#### Exercise objective:
Omit images. Retype all entries verbatim.

#### Entries:
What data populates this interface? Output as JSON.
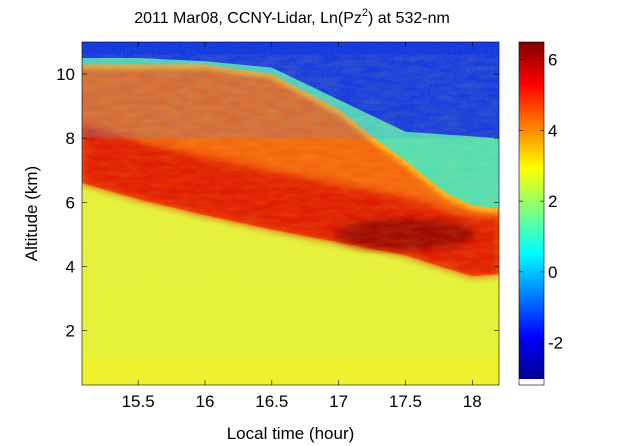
{
  "chart_data": {
    "type": "heatmap",
    "title_main": "2011 Mar08, CCNY-Lidar, Ln(Pz",
    "title_sup": "2",
    "title_tail": ") at 532-nm",
    "xlabel": "Local time (hour)",
    "ylabel": "Altitude (km)",
    "xlim": [
      15.08,
      18.2
    ],
    "ylim": [
      0.3,
      11.0
    ],
    "x_ticks": [
      15.5,
      16,
      16.5,
      17,
      17.5,
      18
    ],
    "x_tick_labels": [
      "15.5",
      "16",
      "16.5",
      "17",
      "17.5",
      "18"
    ],
    "y_ticks": [
      2,
      4,
      6,
      8,
      10
    ],
    "y_tick_labels": [
      "2",
      "4",
      "6",
      "8",
      "10"
    ],
    "colorbar": {
      "colormap": "jet",
      "clim": [
        -3.2,
        6.5
      ],
      "ticks": [
        -2,
        0,
        2,
        4,
        6
      ],
      "tick_labels": [
        "-2",
        "0",
        "2",
        "4",
        "6"
      ]
    },
    "layers": {
      "free_troposphere_value": -2.8,
      "boundary_layer_value": 2.6,
      "near_surface_value": 2.9,
      "aerosol_layer_value": 4.6,
      "aerosol_layer_peak_value": 5.8,
      "aerosol_layer_peak_time": 17.5,
      "aerosol_layer_peak_altitude": 5.0,
      "boundary_layer_top": {
        "time": [
          15.08,
          15.5,
          16.0,
          16.5,
          17.0,
          17.5,
          17.8,
          18.0,
          18.2
        ],
        "altitude": [
          6.6,
          6.1,
          5.6,
          5.15,
          4.75,
          4.35,
          3.95,
          3.7,
          3.75
        ]
      },
      "aerosol_layer_top": {
        "time": [
          15.08,
          15.5,
          16.0,
          16.5,
          17.0,
          17.3,
          17.5,
          17.8,
          18.0,
          18.2
        ],
        "altitude": [
          10.3,
          10.3,
          10.3,
          10.0,
          8.9,
          7.9,
          7.3,
          6.3,
          5.9,
          5.8
        ]
      },
      "signal_noise_top": {
        "time": [
          15.08,
          15.5,
          16.0,
          16.5,
          16.8,
          17.0,
          17.3,
          17.5,
          18.2
        ],
        "altitude": [
          10.5,
          10.5,
          10.4,
          10.2,
          9.6,
          9.2,
          8.6,
          8.2,
          8.0
        ]
      }
    }
  }
}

#### The output:
What data populates this interface? Output as JSON.
{
  "chart_data": {
    "type": "heatmap",
    "title_main": "2011 Mar08, CCNY-Lidar, Ln(Pz",
    "title_sup": "2",
    "title_tail": ") at 532-nm",
    "xlabel": "Local time (hour)",
    "ylabel": "Altitude (km)",
    "xlim": [
      15.08,
      18.2
    ],
    "ylim": [
      0.3,
      11.0
    ],
    "x_ticks": [
      15.5,
      16,
      16.5,
      17,
      17.5,
      18
    ],
    "x_tick_labels": [
      "15.5",
      "16",
      "16.5",
      "17",
      "17.5",
      "18"
    ],
    "y_ticks": [
      2,
      4,
      6,
      8,
      10
    ],
    "y_tick_labels": [
      "2",
      "4",
      "6",
      "8",
      "10"
    ],
    "colorbar": {
      "colormap": "jet",
      "clim": [
        -3.2,
        6.5
      ],
      "ticks": [
        -2,
        0,
        2,
        4,
        6
      ],
      "tick_labels": [
        "-2",
        "0",
        "2",
        "4",
        "6"
      ]
    },
    "layers": {
      "free_troposphere_value": -2.8,
      "boundary_layer_value": 2.6,
      "near_surface_value": 2.9,
      "aerosol_layer_value": 4.6,
      "aerosol_layer_peak_value": 5.8,
      "aerosol_layer_peak_time": 17.5,
      "aerosol_layer_peak_altitude": 5.0,
      "boundary_layer_top": {
        "time": [
          15.08,
          15.5,
          16.0,
          16.5,
          17.0,
          17.5,
          17.8,
          18.0,
          18.2
        ],
        "altitude": [
          6.6,
          6.1,
          5.6,
          5.15,
          4.75,
          4.35,
          3.95,
          3.7,
          3.75
        ]
      },
      "aerosol_layer_top": {
        "time": [
          15.08,
          15.5,
          16.0,
          16.5,
          17.0,
          17.3,
          17.5,
          17.8,
          18.0,
          18.2
        ],
        "altitude": [
          10.3,
          10.3,
          10.3,
          10.0,
          8.9,
          7.9,
          7.3,
          6.3,
          5.9,
          5.8
        ]
      },
      "signal_noise_top": {
        "time": [
          15.08,
          15.5,
          16.0,
          16.5,
          16.8,
          17.0,
          17.3,
          17.5,
          18.2
        ],
        "altitude": [
          10.5,
          10.5,
          10.4,
          10.2,
          9.6,
          9.2,
          8.6,
          8.2,
          8.0
        ]
      }
    }
  }
}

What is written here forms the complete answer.